Dataset excerpt

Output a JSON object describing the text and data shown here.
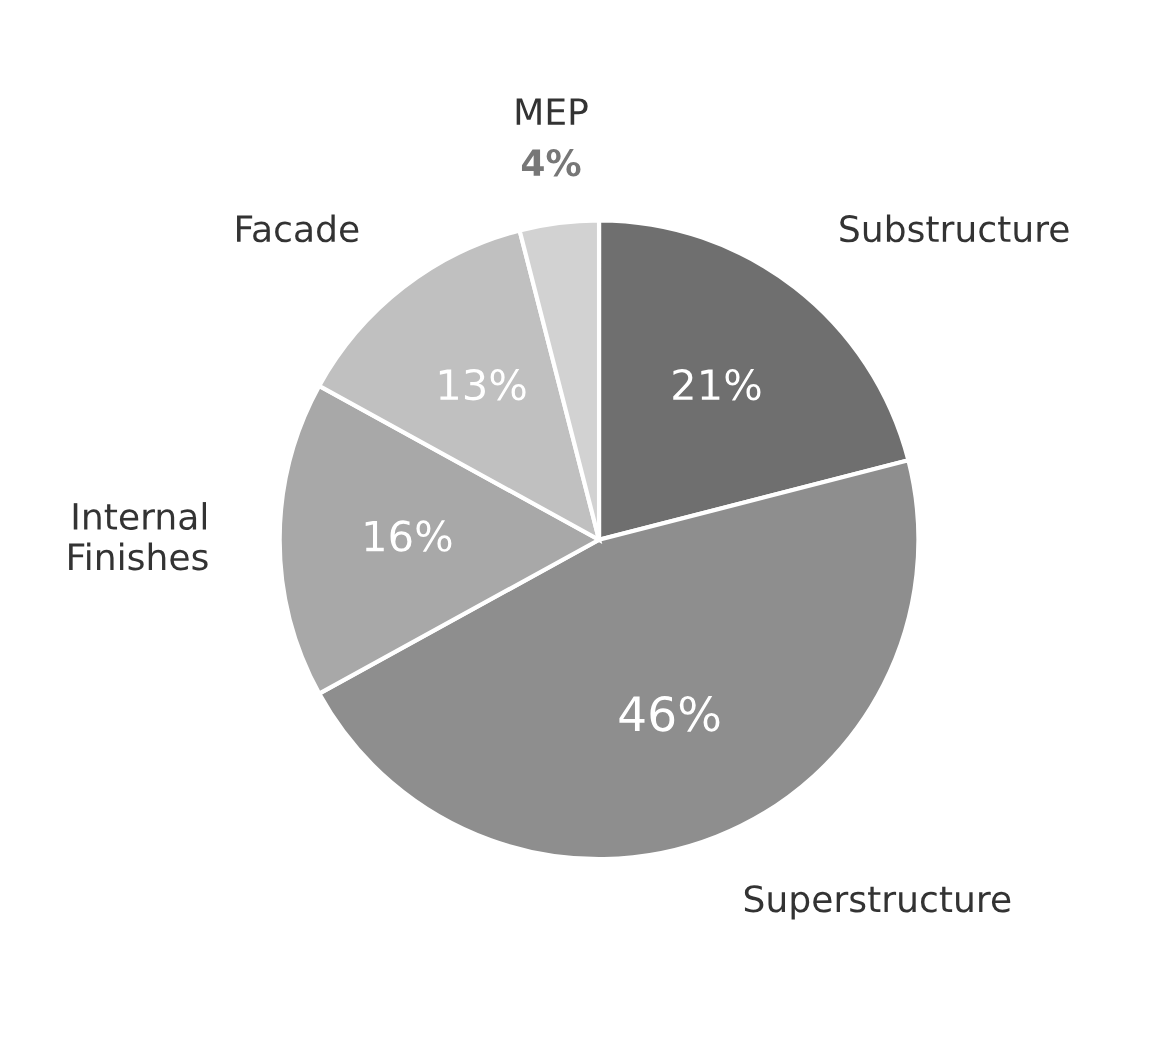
{
  "chart_data": {
    "type": "pie",
    "categories": [
      "Substructure",
      "Superstructure",
      "Internal\nFinishes",
      "Facade",
      "MEP"
    ],
    "values": [
      21,
      46,
      16,
      13,
      4
    ],
    "colors": [
      "#6f6f6f",
      "#8e8e8e",
      "#a8a8a8",
      "#c0c0c0",
      "#d2d2d2"
    ],
    "value_labels": [
      "21%",
      "46%",
      "16%",
      "13%",
      "4%"
    ]
  }
}
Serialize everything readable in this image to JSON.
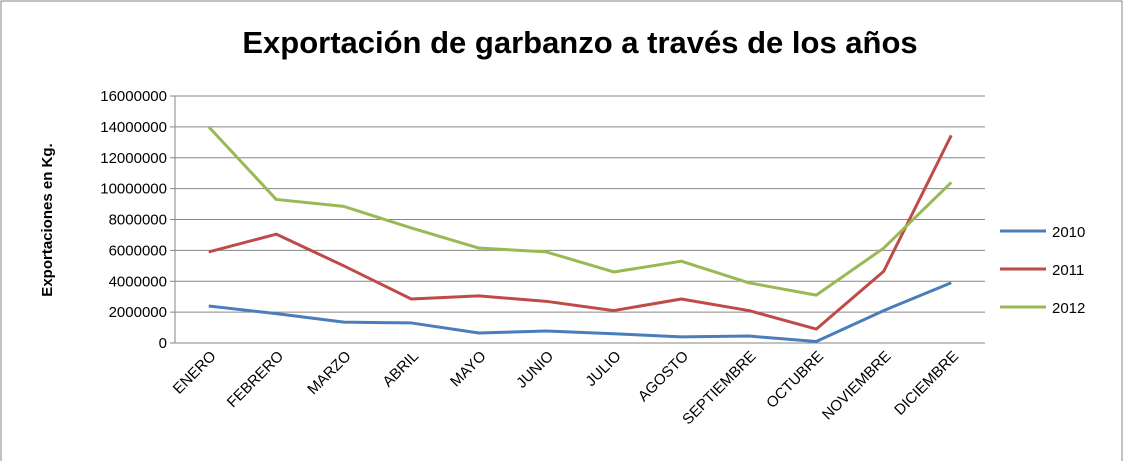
{
  "chart_data": {
    "type": "line",
    "title": "Exportación de garbanzo a través de los años",
    "y_label": "Exportaciones en Kg.",
    "categories": [
      "ENERO",
      "FEBRERO",
      "MARZO",
      "ABRIL",
      "MAYO",
      "JUNIO",
      "JULIO",
      "AGOSTO",
      "SEPTIEMBRE",
      "OCTUBRE",
      "NOVIEMBRE",
      "DICIEMBRE"
    ],
    "series": [
      {
        "name": "2010",
        "color": "#4a7ebb",
        "values": [
          2400000,
          1900000,
          1350000,
          1300000,
          650000,
          780000,
          600000,
          400000,
          450000,
          100000,
          2100000,
          3900000
        ]
      },
      {
        "name": "2011",
        "color": "#be4b48",
        "values": [
          5900000,
          7050000,
          5000000,
          2850000,
          3050000,
          2700000,
          2100000,
          2850000,
          2100000,
          900000,
          4650000,
          13450000
        ]
      },
      {
        "name": "2012",
        "color": "#98b954",
        "values": [
          14000000,
          9300000,
          8850000,
          7450000,
          6150000,
          5900000,
          4600000,
          5300000,
          3900000,
          3100000,
          6150000,
          10400000
        ]
      }
    ],
    "ylim": [
      0,
      16000000
    ],
    "yticks": [
      0,
      2000000,
      4000000,
      6000000,
      8000000,
      10000000,
      12000000,
      14000000,
      16000000
    ],
    "grid": true,
    "legend": "right"
  }
}
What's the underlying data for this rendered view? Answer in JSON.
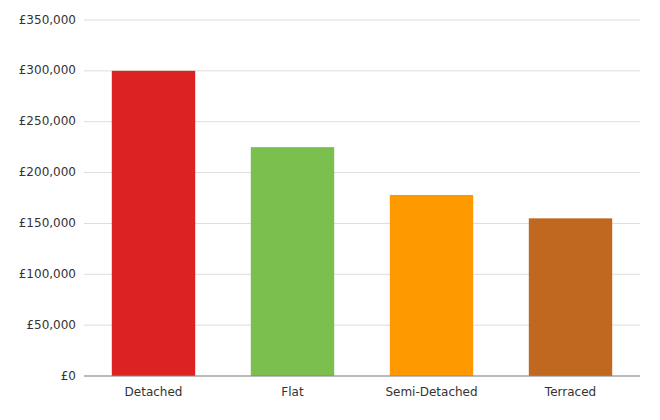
{
  "chart_data": {
    "type": "bar",
    "categories": [
      "Detached",
      "Flat",
      "Semi-Detached",
      "Terraced"
    ],
    "values": [
      300000,
      225000,
      178000,
      155000
    ],
    "colors": [
      "#dd2222",
      "#7bbf4e",
      "#ff9900",
      "#c06820"
    ],
    "ylim": [
      0,
      350000
    ],
    "yticks": [
      {
        "value": 0,
        "label": "£0"
      },
      {
        "value": 50000,
        "label": "£50,000"
      },
      {
        "value": 100000,
        "label": "£100,000"
      },
      {
        "value": 150000,
        "label": "£150,000"
      },
      {
        "value": 200000,
        "label": "£200,000"
      },
      {
        "value": 250000,
        "label": "£250,000"
      },
      {
        "value": 300000,
        "label": "£300,000"
      },
      {
        "value": 350000,
        "label": "£350,000"
      }
    ],
    "grid": true
  }
}
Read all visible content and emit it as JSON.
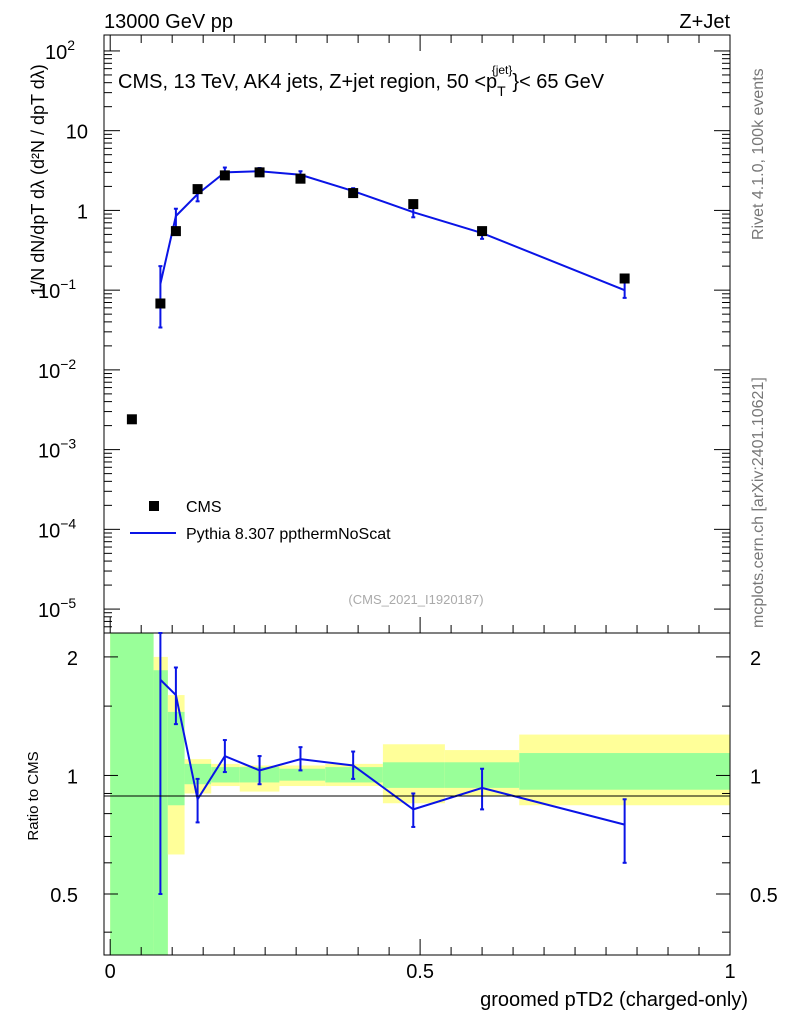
{
  "header": {
    "left": "13000 GeV pp",
    "right": "Z+Jet"
  },
  "side_labels": {
    "rivet": "Rivet 4.1.0,  100k events",
    "mcplots": "mcplots.cern.ch [arXiv:2401.10621]"
  },
  "upper_title": {
    "main": "CMS, 13 TeV, AK4 jets, Z+jet region, 50 <p",
    "sub": "T",
    "sup": "{jet}",
    "tail": "}< 65 GeV"
  },
  "ylabel_upper": "1/N dN/dpT dλ (d²N / dpT dλ)",
  "ylabel_ratio": "Ratio to CMS",
  "xlabel": "groomed pTD2 (charged-only)",
  "watermark": "(CMS_2021_I1920187)",
  "legend": {
    "data": "CMS",
    "mc": "Pythia 8.307 ppthermNoScat"
  },
  "colors": {
    "mc": "#0a14e6",
    "green": "#99ff99",
    "yellow": "#ffff99",
    "data": "#000000"
  },
  "chart_data": {
    "type": "scatter",
    "x_range": [
      -0.01,
      1.0
    ],
    "y_range_log": [
      -5.3,
      2.2
    ],
    "ratio_range": [
      0.35,
      2.3
    ],
    "x_ticks": [
      {
        "v": 0,
        "label": "0"
      },
      {
        "v": 0.5,
        "label": "0.5"
      },
      {
        "v": 1,
        "label": "1"
      }
    ],
    "y_ticks": [
      {
        "e": 2,
        "label": "10",
        "sup": "2"
      },
      {
        "e": 1,
        "label": "10",
        "sup": ""
      },
      {
        "e": 0,
        "label": "1",
        "sup": ""
      },
      {
        "e": -1,
        "label": "10",
        "sup": "−1"
      },
      {
        "e": -2,
        "label": "10",
        "sup": "−2"
      },
      {
        "e": -3,
        "label": "10",
        "sup": "−3"
      },
      {
        "e": -4,
        "label": "10",
        "sup": "−4"
      },
      {
        "e": -5,
        "label": "10",
        "sup": "−5"
      }
    ],
    "ratio_ticks": [
      {
        "v": 0.5,
        "label": "0.5"
      },
      {
        "v": 1,
        "label": "1"
      },
      {
        "v": 2,
        "label": "2"
      }
    ],
    "cms": {
      "x": [
        0.035,
        0.081,
        0.106,
        0.141,
        0.185,
        0.241,
        0.307,
        0.392,
        0.489,
        0.6,
        0.83
      ],
      "y": [
        0.0024,
        0.068,
        0.55,
        1.85,
        2.75,
        3.0,
        2.5,
        1.65,
        1.2,
        0.55,
        0.14
      ]
    },
    "pythia": {
      "x": [
        0.081,
        0.106,
        0.141,
        0.185,
        0.241,
        0.307,
        0.392,
        0.489,
        0.6,
        0.83
      ],
      "y": [
        0.12,
        0.85,
        1.6,
        3.0,
        3.1,
        2.8,
        1.75,
        0.95,
        0.52,
        0.1
      ],
      "err_low": [
        0.034,
        0.55,
        1.3,
        2.6,
        2.8,
        2.5,
        1.6,
        0.82,
        0.44,
        0.08
      ],
      "err_high": [
        0.2,
        1.05,
        1.9,
        3.45,
        3.4,
        3.1,
        1.9,
        1.1,
        0.6,
        0.125
      ]
    },
    "ratio": {
      "x": [
        0.081,
        0.106,
        0.141,
        0.185,
        0.241,
        0.307,
        0.392,
        0.489,
        0.6,
        0.83
      ],
      "y": [
        1.75,
        1.6,
        0.87,
        1.12,
        1.03,
        1.1,
        1.06,
        0.82,
        0.93,
        0.75
      ],
      "err_low": [
        0.5,
        1.35,
        0.76,
        1.02,
        0.95,
        1.03,
        0.98,
        0.74,
        0.82,
        0.6
      ],
      "err_high": [
        2.6,
        1.88,
        0.98,
        1.23,
        1.12,
        1.18,
        1.15,
        0.9,
        1.04,
        0.87
      ]
    },
    "bands": [
      {
        "x0": 0.0,
        "x1": 0.07,
        "g_lo": 0.3,
        "g_hi": 2.4,
        "y_lo": 0.3,
        "y_hi": 2.4
      },
      {
        "x0": 0.07,
        "x1": 0.093,
        "g_lo": 0.3,
        "g_hi": 1.85,
        "y_lo": 0.3,
        "y_hi": 2.0
      },
      {
        "x0": 0.093,
        "x1": 0.12,
        "g_lo": 0.84,
        "g_hi": 1.45,
        "y_lo": 0.63,
        "y_hi": 1.6
      },
      {
        "x0": 0.12,
        "x1": 0.163,
        "g_lo": 0.95,
        "g_hi": 1.07,
        "y_lo": 0.9,
        "y_hi": 1.1
      },
      {
        "x0": 0.163,
        "x1": 0.209,
        "g_lo": 0.96,
        "g_hi": 1.05,
        "y_lo": 0.94,
        "y_hi": 1.07
      },
      {
        "x0": 0.209,
        "x1": 0.273,
        "g_lo": 0.96,
        "g_hi": 1.05,
        "y_lo": 0.91,
        "y_hi": 1.06
      },
      {
        "x0": 0.273,
        "x1": 0.347,
        "g_lo": 0.97,
        "g_hi": 1.04,
        "y_lo": 0.94,
        "y_hi": 1.06
      },
      {
        "x0": 0.347,
        "x1": 0.44,
        "g_lo": 0.96,
        "g_hi": 1.05,
        "y_lo": 0.94,
        "y_hi": 1.07
      },
      {
        "x0": 0.44,
        "x1": 0.54,
        "g_lo": 0.93,
        "g_hi": 1.08,
        "y_lo": 0.85,
        "y_hi": 1.2
      },
      {
        "x0": 0.54,
        "x1": 0.66,
        "g_lo": 0.93,
        "g_hi": 1.08,
        "y_lo": 0.89,
        "y_hi": 1.16
      },
      {
        "x0": 0.66,
        "x1": 1.0,
        "g_lo": 0.92,
        "g_hi": 1.14,
        "y_lo": 0.84,
        "y_hi": 1.27
      }
    ]
  }
}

→ PROBLEM
Looking at the records above, work out how many lines include the word "type", then give that number by itself.

→ EXERCISE OUTPUT
4